Extracted records:
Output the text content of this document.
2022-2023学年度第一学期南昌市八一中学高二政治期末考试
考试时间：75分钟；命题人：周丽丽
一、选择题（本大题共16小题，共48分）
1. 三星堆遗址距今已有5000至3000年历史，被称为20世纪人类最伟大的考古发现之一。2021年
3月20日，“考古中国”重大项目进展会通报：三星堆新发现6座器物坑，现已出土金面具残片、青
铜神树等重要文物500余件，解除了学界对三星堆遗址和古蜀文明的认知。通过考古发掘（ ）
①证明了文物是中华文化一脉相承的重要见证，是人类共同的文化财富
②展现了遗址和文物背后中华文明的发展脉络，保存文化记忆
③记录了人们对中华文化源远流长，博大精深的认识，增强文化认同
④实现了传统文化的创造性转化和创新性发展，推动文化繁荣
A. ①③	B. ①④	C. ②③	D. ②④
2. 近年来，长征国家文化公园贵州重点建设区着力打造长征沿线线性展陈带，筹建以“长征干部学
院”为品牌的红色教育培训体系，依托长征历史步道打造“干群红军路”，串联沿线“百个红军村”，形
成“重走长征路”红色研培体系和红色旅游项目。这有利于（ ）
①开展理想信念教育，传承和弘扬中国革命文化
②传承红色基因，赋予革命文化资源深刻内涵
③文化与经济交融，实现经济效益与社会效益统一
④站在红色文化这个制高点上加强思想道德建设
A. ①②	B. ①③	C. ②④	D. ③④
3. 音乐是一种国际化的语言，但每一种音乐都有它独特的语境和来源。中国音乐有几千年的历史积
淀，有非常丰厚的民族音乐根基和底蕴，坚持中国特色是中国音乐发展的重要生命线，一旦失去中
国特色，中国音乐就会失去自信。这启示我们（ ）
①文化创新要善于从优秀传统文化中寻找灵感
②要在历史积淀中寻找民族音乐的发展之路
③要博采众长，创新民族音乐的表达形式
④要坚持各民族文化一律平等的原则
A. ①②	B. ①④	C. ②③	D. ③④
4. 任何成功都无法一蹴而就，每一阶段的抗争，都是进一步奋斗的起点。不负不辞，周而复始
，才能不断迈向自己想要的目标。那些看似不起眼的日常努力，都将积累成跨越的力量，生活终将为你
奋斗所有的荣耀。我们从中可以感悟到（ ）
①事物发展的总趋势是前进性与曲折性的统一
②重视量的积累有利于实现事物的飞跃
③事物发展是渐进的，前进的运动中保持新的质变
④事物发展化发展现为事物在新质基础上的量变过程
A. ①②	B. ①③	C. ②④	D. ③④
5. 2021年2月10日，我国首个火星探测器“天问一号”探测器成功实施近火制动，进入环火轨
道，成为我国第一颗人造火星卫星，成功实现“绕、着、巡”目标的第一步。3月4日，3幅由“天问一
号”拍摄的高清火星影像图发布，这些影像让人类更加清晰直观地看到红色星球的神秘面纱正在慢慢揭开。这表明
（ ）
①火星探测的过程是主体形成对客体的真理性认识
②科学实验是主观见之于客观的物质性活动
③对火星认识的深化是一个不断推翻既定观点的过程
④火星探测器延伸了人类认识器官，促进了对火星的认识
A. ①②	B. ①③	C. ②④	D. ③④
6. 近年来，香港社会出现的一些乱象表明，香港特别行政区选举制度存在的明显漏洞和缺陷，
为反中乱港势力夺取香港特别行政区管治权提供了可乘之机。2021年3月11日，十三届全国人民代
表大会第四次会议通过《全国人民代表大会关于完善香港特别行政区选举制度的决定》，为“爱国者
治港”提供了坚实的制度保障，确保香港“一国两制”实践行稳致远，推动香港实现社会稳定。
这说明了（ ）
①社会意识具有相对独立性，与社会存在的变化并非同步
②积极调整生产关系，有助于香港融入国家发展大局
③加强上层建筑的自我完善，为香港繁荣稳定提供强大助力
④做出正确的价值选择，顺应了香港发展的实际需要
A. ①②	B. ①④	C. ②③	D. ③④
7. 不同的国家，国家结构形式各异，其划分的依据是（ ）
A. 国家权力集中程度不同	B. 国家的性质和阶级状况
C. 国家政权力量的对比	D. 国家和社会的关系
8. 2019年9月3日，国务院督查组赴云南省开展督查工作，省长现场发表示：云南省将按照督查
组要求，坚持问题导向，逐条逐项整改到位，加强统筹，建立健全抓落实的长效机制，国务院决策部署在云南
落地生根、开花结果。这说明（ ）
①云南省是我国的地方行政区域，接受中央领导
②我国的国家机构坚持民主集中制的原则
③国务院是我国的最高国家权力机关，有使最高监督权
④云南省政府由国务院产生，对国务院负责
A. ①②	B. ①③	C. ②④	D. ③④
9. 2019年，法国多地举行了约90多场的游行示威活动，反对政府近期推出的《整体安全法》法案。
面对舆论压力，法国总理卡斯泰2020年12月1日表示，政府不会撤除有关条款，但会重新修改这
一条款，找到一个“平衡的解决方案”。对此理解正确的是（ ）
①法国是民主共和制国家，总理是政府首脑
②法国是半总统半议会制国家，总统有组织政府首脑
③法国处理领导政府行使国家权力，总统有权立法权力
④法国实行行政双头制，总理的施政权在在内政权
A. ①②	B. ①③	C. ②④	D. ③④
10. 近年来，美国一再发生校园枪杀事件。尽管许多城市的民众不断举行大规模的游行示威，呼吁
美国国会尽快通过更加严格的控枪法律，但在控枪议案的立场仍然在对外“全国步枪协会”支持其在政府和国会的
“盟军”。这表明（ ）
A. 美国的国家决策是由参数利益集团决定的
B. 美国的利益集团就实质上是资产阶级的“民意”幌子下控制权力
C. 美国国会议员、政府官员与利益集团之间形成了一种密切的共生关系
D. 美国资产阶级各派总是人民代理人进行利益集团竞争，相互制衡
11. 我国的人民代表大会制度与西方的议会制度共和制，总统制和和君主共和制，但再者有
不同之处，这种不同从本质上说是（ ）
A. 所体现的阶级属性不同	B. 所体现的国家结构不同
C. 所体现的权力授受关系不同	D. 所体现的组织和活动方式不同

GIVEN INSTRUCTION:
Give a word-for-word copy of the records.

RESPONSE FOR THIS EXERCISE:
Output the text content of this document.
2022-2023学年度第一学期南昌市八一中学高二政治期末考试
考试时间：75分钟；命题人：周丽丽
一、选择题（本大题共16小题，共48分）
1. 三星堆遗址距今已有5000至3000年历史，被称为20世纪人类最伟大的考古发现之一。2021年
3月20日，“考古中国”重大项目进展会通报：三星堆新发现6座器物坑，现已出土金面具残片、青
铜神树等重要文物500余件，解除了学界对三星堆遗址和古蜀文明的认知。通过考古发掘（ ）
①证明了文物是中华文化一脉相承的重要见证，是人类共同的文化财富
②展现了遗址和文物背后中华文明的发展脉络，保存文化记忆
③记录了人们对中华文化源远流长，博大精深的认识，增强文化认同
④实现了传统文化的创造性转化和创新性发展，推动文化繁荣
A. ①③	B. ①④	C. ②③	D. ②④
2. 近年来，长征国家文化公园贵州重点建设区着力打造长征沿线线性展陈带，筹建以“长征干部学
院”为品牌的红色教育培训体系，依托长征历史步道打造“干群红军路”，串联沿线“百个红军村”，形
成“重走长征路”红色研培体系和红色旅游项目。这有利于（ ）
①开展理想信念教育，传承和弘扬中国革命文化
②传承红色基因，赋予革命文化资源深刻内涵
③文化与经济交融，实现经济效益与社会效益统一
④站在红色文化这个制高点上加强思想道德建设
A. ①②	B. ①③	C. ②④	D. ③④
3. 音乐是一种国际化的语言，但每一种音乐都有它独特的语境和来源。中国音乐有几千年的历史积
淀，有非常丰厚的民族音乐根基和底蕴，坚持中国特色是中国音乐发展的重要生命线，一旦失去中
国特色，中国音乐就会失去自信。这启示我们（ ）
①文化创新要善于从优秀传统文化中寻找灵感
②要在历史积淀中寻找民族音乐的发展之路
③要博采众长，创新民族音乐的表达形式
④要坚持各民族文化一律平等的原则
A. ①②	B. ①④	C. ②③	D. ③④
4. 任何成功都无法一蹴而就，每一阶段的抗争，都是进一步奋斗的起点。不负不辞，周而复始
，才能不断迈向自己想要的目标。那些看似不起眼的日常努力，都将积累成跨越的力量，生活终将为你
奋斗所有的荣耀。我们从中可以感悟到（ ）
①事物发展的总趋势是前进性与曲折性的统一
②重视量的积累有利于实现事物的飞跃
③事物发展是渐进的，前进的运动中保持新的质变
④事物发展化发展现为事物在新质基础上的量变过程
A. ①②	B. ①③	C. ②④	D. ③④
5. 2021年2月10日，我国首个火星探测器“天问一号”探测器成功实施近火制动，进入环火轨
道，成为我国第一颗人造火星卫星，成功实现“绕、着、巡”目标的第一步。3月4日，3幅由“天问一
号”拍摄的高清火星影像图发布，这些影像让人类更加清晰直观地看到红色星球的神秘面纱正在慢慢揭开。这表明
（ ）
①火星探测的过程是主体形成对客体的真理性认识
②科学实验是主观见之于客观的物质性活动
③对火星认识的深化是一个不断推翻既定观点的过程
④火星探测器延伸了人类认识器官，促进了对火星的认识
A. ①②	B. ①③	C. ②④	D. ③④
6. 近年来，香港社会出现的一些乱象表明，香港特别行政区选举制度存在的明显漏洞和缺陷，
为反中乱港势力夺取香港特别行政区管治权提供了可乘之机。2021年3月11日，十三届全国人民代
表大会第四次会议通过《全国人民代表大会关于完善香港特别行政区选举制度的决定》，为“爱国者
治港”提供了坚实的制度保障，确保香港“一国两制”实践行稳致远，推动香港实现社会稳定。
这说明了（ ）
①社会意识具有相对独立性，与社会存在的变化并非同步
②积极调整生产关系，有助于香港融入国家发展大局
③加强上层建筑的自我完善，为香港繁荣稳定提供强大助力
④做出正确的价值选择，顺应了香港发展的实际需要
A. ①②	B. ①④	C. ②③	D. ③④
7. 不同的国家，国家结构形式各异，其划分的依据是（ ）
A. 国家权力集中程度不同	B. 国家的性质和阶级状况
C. 国家政权力量的对比	D. 国家和社会的关系
8. 2019年9月3日，国务院督查组赴云南省开展督查工作，省长现场发表示：云南省将按照督查
组要求，坚持问题导向，逐条逐项整改到位，加强统筹，建立健全抓落实的长效机制，国务院决策部署在云南
落地生根、开花结果。这说明（ ）
①云南省是我国的地方行政区域，接受中央领导
②我国的国家机构坚持民主集中制的原则
③国务院是我国的最高国家权力机关，有使最高监督权
④云南省政府由国务院产生，对国务院负责
A. ①②	B. ①③	C. ②④	D. ③④
9. 2019年，法国多地举行了约90多场的游行示威活动，反对政府近期推出的《整体安全法》法案。
面对舆论压力，法国总理卡斯泰2020年12月1日表示，政府不会撤除有关条款，但会重新修改这
一条款，找到一个“平衡的解决方案”。对此理解正确的是（ ）
①法国是民主共和制国家，总理是政府首脑
②法国是半总统半议会制国家，总统有组织政府首脑
③法国处理领导政府行使国家权力，总统有权立法权力
④法国实行行政双头制，总理的施政权在在内政权
A. ①②	B. ①③	C. ②④	D. ③④
10. 近年来，美国一再发生校园枪杀事件。尽管许多城市的民众不断举行大规模的游行示威，呼吁
美国国会尽快通过更加严格的控枪法律，但在控枪议案的立场仍然在对外“全国步枪协会”支持其在政府和国会的
“盟军”。这表明（ ）
A. 美国的国家决策是由参数利益集团决定的
B. 美国的利益集团就实质上是资产阶级的“民意”幌子下控制权力
C. 美国国会议员、政府官员与利益集团之间形成了一种密切的共生关系
D. 美国资产阶级各派总是人民代理人进行利益集团竞争，相互制衡
11. 我国的人民代表大会制度与西方的议会制度共和制，总统制和和君主共和制，但再者有
不同之处，这种不同从本质上说是（ ）
A. 所体现的阶级属性不同	B. 所体现的国家结构不同
C. 所体现的权力授受关系不同	D. 所体现的组织和活动方式不同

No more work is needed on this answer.